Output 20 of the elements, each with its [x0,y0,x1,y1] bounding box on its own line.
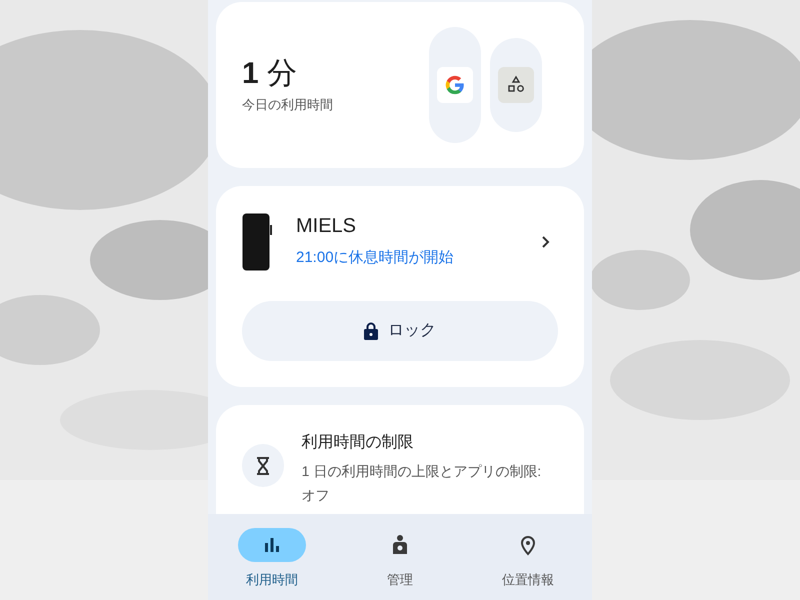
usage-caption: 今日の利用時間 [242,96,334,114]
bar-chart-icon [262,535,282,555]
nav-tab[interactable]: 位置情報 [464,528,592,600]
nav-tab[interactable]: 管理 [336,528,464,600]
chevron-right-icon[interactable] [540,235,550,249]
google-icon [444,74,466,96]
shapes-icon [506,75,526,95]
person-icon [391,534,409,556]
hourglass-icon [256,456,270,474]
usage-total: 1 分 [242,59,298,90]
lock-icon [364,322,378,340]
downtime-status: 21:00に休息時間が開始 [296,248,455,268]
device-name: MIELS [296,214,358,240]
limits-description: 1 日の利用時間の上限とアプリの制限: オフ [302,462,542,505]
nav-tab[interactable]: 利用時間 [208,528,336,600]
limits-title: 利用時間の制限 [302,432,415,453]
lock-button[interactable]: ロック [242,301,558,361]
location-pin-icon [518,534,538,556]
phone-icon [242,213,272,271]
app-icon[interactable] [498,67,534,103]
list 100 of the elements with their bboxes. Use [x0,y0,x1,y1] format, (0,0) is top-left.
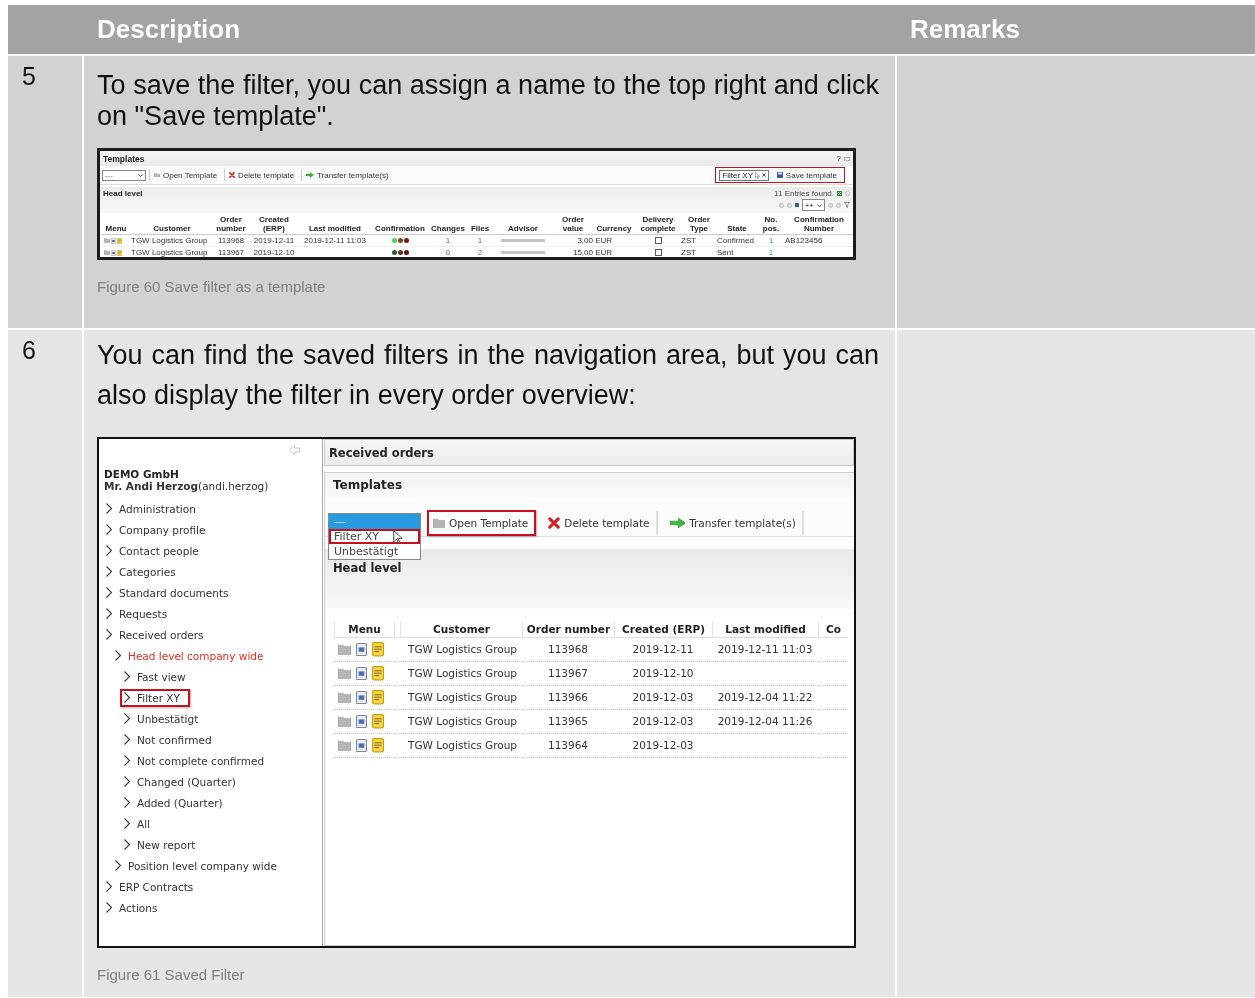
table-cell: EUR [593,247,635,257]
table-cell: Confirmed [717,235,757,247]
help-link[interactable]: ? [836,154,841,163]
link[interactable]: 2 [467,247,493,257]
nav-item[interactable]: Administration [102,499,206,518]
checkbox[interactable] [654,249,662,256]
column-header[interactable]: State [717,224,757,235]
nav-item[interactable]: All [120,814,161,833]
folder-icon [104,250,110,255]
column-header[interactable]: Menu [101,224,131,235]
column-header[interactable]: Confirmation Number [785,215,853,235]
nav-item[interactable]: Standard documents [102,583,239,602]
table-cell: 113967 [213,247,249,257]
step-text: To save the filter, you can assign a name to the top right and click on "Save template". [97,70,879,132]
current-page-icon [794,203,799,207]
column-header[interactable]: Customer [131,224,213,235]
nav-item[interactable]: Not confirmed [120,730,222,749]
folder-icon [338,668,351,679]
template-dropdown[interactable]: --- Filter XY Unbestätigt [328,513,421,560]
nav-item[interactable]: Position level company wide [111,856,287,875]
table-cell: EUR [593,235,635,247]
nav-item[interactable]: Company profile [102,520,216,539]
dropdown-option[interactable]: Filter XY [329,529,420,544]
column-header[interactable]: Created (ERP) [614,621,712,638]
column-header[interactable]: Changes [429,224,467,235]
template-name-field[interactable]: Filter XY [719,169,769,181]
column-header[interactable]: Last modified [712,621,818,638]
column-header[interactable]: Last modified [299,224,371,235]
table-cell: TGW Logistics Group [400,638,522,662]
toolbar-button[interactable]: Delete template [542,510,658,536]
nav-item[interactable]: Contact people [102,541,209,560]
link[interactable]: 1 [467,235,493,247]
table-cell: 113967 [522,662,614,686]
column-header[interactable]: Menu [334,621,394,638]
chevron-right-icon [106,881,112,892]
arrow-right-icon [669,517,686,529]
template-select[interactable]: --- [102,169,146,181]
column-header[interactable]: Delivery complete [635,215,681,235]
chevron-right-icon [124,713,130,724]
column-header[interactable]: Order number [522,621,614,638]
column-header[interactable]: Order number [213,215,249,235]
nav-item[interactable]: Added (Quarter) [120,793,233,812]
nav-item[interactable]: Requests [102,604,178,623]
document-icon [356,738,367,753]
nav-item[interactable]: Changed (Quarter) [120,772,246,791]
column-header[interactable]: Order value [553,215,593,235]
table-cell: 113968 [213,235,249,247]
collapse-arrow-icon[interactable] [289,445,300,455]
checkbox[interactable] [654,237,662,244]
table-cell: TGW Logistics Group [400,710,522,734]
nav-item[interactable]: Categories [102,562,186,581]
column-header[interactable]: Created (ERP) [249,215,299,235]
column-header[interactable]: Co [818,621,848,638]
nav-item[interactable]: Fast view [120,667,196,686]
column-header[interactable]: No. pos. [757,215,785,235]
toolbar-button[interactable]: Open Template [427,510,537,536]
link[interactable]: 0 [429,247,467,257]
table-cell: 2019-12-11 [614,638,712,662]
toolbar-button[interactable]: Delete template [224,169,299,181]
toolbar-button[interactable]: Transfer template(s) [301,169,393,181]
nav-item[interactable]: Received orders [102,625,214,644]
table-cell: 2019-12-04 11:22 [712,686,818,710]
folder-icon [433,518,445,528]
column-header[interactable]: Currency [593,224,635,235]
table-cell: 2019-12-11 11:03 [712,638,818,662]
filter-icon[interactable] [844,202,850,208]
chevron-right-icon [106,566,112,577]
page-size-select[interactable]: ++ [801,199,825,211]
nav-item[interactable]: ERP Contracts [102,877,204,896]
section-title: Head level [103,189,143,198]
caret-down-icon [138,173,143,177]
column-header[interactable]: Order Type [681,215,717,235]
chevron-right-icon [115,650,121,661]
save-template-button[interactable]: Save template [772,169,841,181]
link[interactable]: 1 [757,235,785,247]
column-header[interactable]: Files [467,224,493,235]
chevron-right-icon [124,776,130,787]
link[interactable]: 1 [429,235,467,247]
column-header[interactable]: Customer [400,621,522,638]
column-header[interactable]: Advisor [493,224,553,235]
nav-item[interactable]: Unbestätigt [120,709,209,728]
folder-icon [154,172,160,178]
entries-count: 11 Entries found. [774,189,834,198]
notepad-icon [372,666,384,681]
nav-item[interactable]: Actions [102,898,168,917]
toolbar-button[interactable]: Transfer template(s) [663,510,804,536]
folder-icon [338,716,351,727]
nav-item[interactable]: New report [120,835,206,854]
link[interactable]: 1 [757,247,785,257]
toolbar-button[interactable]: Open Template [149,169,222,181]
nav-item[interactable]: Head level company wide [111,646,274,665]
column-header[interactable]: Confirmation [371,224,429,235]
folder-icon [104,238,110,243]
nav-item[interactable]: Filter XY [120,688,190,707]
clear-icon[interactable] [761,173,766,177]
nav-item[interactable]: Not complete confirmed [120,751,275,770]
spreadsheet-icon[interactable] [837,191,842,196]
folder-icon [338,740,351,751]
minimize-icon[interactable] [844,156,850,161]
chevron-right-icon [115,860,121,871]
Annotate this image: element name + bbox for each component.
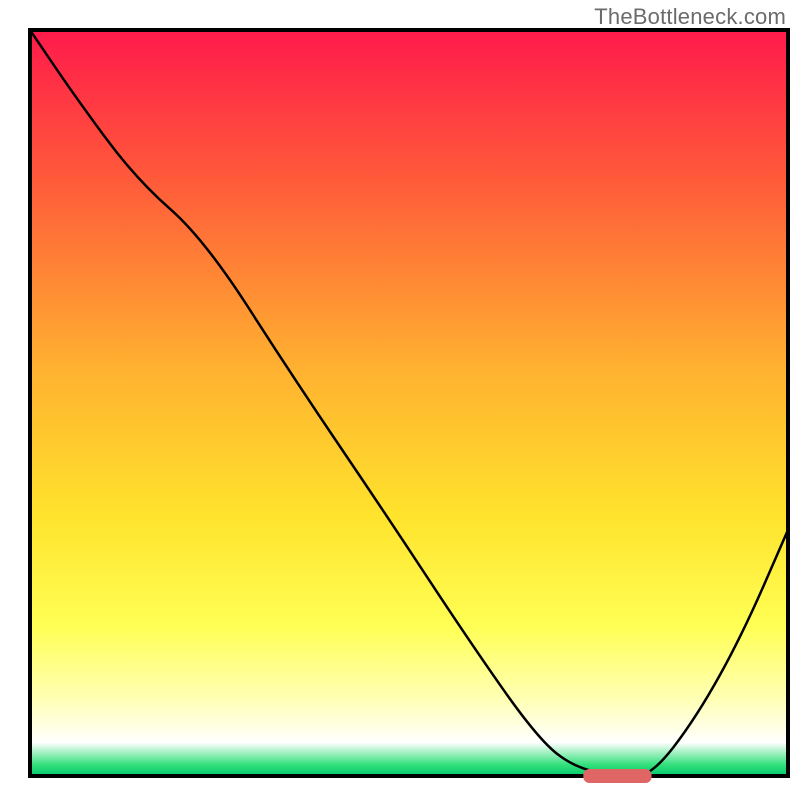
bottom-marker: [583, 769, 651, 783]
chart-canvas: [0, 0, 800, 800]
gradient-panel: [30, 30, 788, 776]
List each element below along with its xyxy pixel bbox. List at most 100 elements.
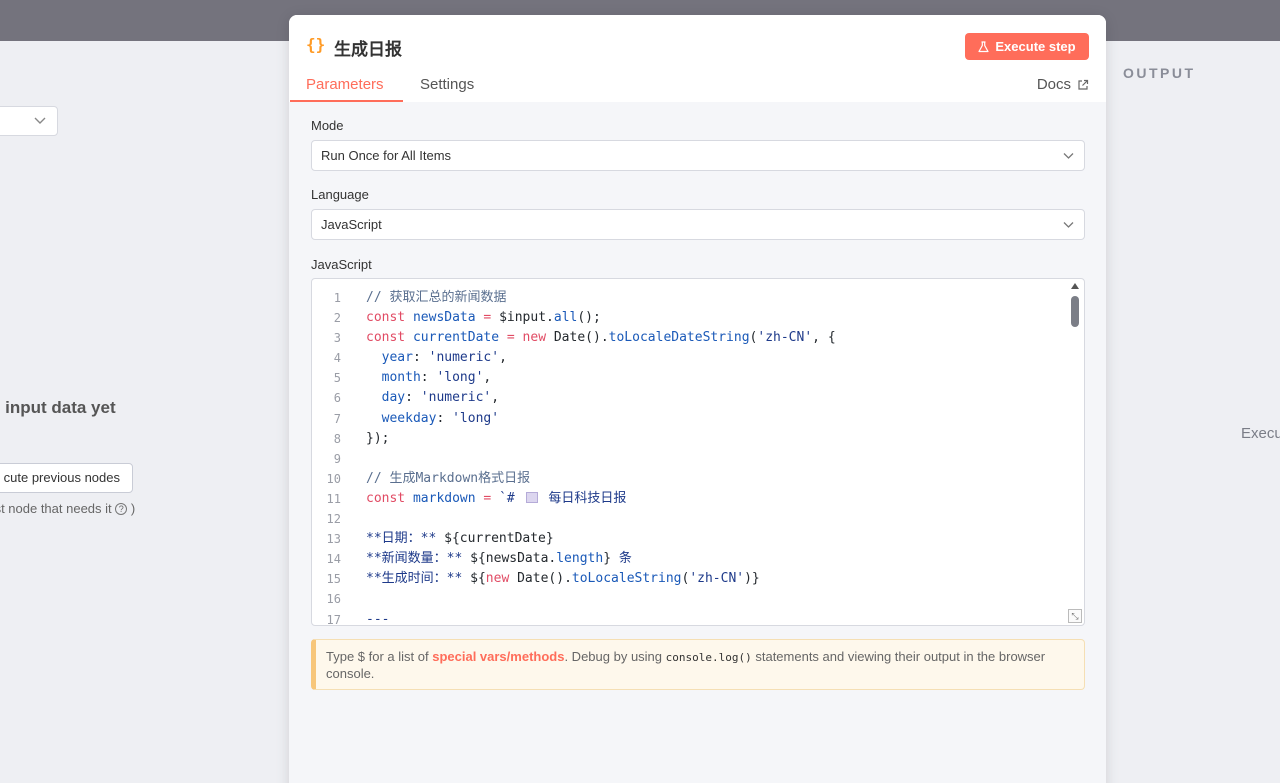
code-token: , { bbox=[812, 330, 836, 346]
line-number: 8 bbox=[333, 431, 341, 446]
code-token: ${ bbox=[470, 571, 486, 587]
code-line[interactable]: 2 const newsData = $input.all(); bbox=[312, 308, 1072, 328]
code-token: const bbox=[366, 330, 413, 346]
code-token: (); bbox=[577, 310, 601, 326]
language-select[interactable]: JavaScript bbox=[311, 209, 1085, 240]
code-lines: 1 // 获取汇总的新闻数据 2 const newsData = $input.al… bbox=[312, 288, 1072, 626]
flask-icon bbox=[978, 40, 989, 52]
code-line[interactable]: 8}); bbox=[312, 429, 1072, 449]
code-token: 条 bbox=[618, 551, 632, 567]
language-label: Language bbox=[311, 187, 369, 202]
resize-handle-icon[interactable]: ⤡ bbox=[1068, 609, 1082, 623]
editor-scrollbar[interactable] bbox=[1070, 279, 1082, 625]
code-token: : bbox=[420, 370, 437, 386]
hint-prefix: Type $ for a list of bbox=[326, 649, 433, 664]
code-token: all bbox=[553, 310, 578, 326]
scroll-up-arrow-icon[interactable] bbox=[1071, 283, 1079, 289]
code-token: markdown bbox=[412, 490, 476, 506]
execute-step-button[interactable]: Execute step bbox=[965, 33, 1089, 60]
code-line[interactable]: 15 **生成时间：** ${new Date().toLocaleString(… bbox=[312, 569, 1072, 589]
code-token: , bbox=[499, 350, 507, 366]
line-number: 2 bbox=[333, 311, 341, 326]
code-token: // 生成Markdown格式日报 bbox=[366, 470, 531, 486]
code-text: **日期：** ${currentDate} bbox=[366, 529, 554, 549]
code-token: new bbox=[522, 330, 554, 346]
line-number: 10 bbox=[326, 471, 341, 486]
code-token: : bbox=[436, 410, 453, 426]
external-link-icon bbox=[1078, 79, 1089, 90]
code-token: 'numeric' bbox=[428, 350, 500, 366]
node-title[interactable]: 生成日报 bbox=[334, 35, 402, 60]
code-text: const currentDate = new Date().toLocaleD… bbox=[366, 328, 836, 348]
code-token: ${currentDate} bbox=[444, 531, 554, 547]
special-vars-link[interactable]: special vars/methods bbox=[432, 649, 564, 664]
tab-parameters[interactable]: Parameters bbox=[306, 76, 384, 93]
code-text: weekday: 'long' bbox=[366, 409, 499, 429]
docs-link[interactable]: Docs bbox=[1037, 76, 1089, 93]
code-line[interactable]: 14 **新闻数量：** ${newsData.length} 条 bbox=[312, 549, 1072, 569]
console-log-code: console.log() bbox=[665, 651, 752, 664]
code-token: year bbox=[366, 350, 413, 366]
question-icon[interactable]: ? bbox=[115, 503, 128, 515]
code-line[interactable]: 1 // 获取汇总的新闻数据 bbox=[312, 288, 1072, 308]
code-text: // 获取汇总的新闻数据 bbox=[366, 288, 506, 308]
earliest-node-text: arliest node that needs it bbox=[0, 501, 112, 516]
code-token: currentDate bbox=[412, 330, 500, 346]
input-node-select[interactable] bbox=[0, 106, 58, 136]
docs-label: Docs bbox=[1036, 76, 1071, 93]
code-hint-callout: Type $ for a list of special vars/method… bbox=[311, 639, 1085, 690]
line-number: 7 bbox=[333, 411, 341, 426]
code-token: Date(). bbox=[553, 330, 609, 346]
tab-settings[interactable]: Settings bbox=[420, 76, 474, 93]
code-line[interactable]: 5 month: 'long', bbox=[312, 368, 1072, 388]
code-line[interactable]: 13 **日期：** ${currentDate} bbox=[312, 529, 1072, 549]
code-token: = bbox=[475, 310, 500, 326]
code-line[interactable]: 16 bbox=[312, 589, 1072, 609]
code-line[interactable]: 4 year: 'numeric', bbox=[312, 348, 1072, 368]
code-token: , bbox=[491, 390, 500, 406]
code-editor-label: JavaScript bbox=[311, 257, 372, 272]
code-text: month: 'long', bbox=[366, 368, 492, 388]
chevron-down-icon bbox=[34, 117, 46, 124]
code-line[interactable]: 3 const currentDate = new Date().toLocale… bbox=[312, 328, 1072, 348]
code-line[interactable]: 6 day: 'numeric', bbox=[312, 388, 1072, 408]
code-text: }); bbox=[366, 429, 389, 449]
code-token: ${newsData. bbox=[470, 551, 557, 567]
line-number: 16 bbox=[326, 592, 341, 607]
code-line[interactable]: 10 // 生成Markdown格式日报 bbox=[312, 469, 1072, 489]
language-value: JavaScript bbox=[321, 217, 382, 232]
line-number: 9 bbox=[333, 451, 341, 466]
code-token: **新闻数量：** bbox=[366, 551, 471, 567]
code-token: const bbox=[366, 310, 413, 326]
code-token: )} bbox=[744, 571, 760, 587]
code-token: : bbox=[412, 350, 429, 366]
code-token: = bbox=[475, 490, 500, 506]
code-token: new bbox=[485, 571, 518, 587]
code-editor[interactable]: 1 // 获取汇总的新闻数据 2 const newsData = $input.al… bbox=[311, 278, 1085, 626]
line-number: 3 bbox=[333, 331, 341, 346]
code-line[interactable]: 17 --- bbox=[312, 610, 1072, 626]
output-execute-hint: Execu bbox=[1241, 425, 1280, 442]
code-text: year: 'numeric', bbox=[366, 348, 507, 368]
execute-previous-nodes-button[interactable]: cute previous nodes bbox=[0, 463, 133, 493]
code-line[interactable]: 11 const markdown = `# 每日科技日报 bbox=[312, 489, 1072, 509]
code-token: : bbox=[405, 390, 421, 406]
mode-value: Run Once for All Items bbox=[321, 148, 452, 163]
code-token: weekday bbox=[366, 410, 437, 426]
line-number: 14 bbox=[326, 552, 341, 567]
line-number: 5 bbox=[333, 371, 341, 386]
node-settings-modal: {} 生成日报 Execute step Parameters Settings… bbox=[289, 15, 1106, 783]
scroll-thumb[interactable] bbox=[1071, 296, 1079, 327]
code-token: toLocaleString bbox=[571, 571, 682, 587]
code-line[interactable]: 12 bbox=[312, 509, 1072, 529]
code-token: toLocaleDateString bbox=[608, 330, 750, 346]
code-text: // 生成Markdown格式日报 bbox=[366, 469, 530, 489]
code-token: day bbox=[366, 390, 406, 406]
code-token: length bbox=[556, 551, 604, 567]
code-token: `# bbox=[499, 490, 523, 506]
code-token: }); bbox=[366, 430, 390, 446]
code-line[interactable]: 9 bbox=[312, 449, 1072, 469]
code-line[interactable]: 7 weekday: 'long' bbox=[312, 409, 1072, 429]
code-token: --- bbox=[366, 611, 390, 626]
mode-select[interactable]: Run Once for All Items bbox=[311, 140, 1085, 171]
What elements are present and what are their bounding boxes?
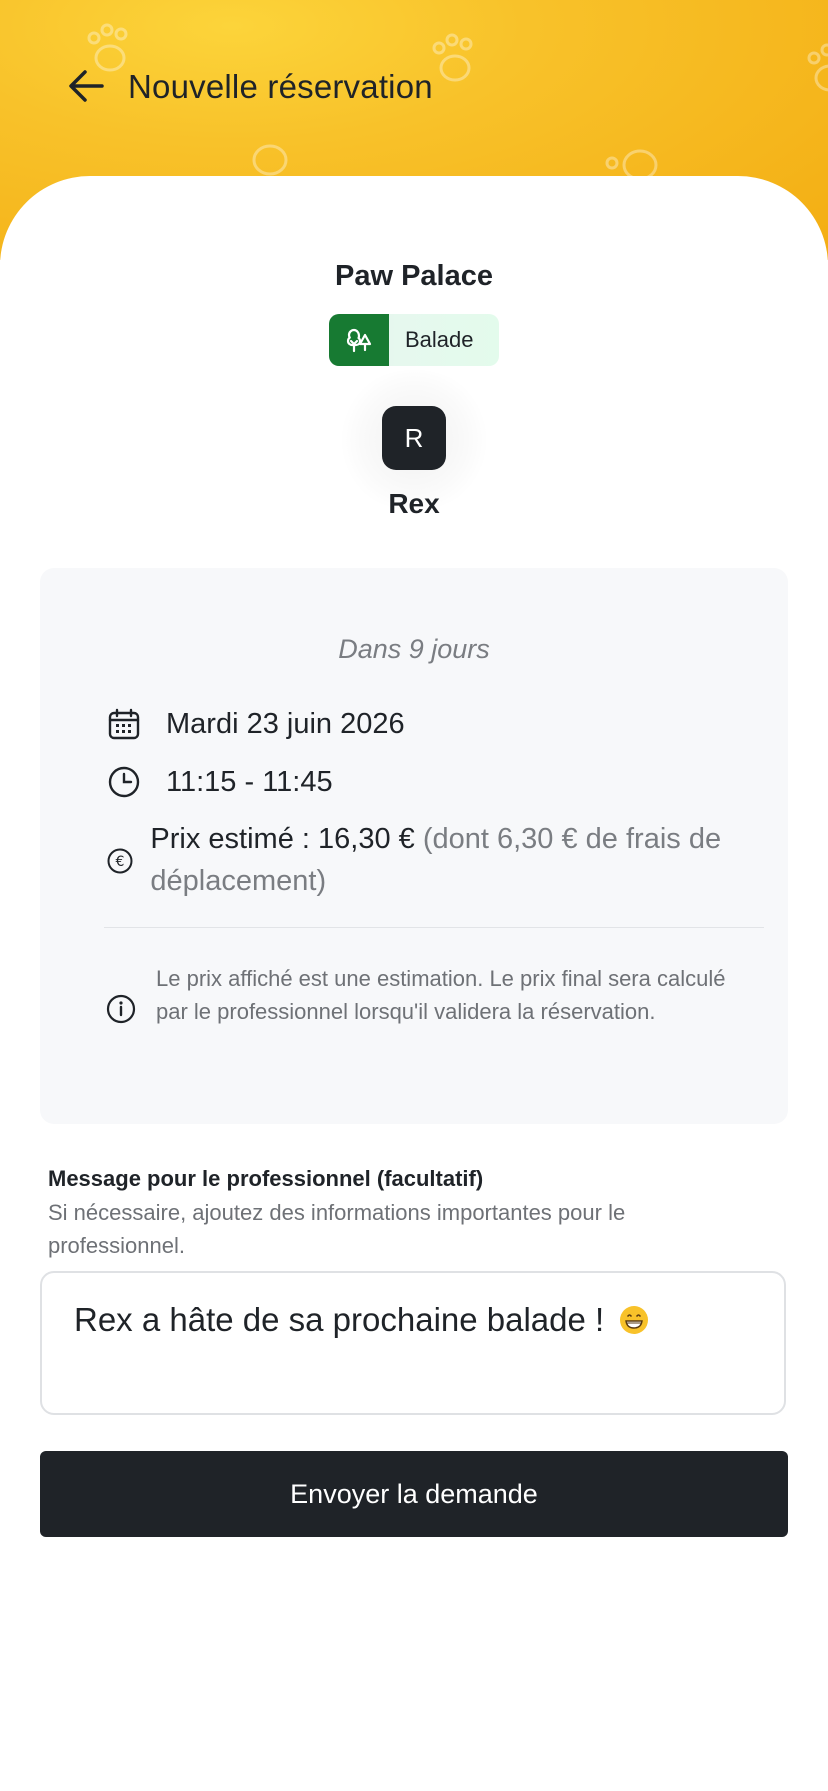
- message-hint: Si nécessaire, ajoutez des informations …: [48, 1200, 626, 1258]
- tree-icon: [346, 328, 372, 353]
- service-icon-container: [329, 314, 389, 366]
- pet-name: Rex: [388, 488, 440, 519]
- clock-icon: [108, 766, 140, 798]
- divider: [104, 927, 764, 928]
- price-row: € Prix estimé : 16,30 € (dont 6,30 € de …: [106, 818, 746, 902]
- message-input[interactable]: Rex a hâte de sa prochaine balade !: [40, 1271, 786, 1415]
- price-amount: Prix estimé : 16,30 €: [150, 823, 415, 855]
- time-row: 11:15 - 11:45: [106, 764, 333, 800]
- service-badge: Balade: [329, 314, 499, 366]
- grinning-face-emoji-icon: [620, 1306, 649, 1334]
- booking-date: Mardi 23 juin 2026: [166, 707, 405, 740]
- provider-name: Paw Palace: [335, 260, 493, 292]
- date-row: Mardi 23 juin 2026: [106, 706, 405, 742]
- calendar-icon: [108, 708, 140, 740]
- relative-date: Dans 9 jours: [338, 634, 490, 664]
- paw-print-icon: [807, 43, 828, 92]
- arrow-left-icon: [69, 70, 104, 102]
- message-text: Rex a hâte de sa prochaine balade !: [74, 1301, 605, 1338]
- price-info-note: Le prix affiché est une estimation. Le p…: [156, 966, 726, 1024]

☆ ☆ ☆ ☆

* What is required: Reproduce the rows verbatim, starting at the one containing "bottom-marker: [583, 769, 651, 783]" and ending at the one containing "List each element", with both included.

* Exercise solution:
bottom-marker: [583, 769, 651, 783]
chart-canvas: [0, 0, 800, 800]
gradient-panel: [30, 30, 788, 776]
List each element below along with its xyxy pixel bbox. List at most 100 elements.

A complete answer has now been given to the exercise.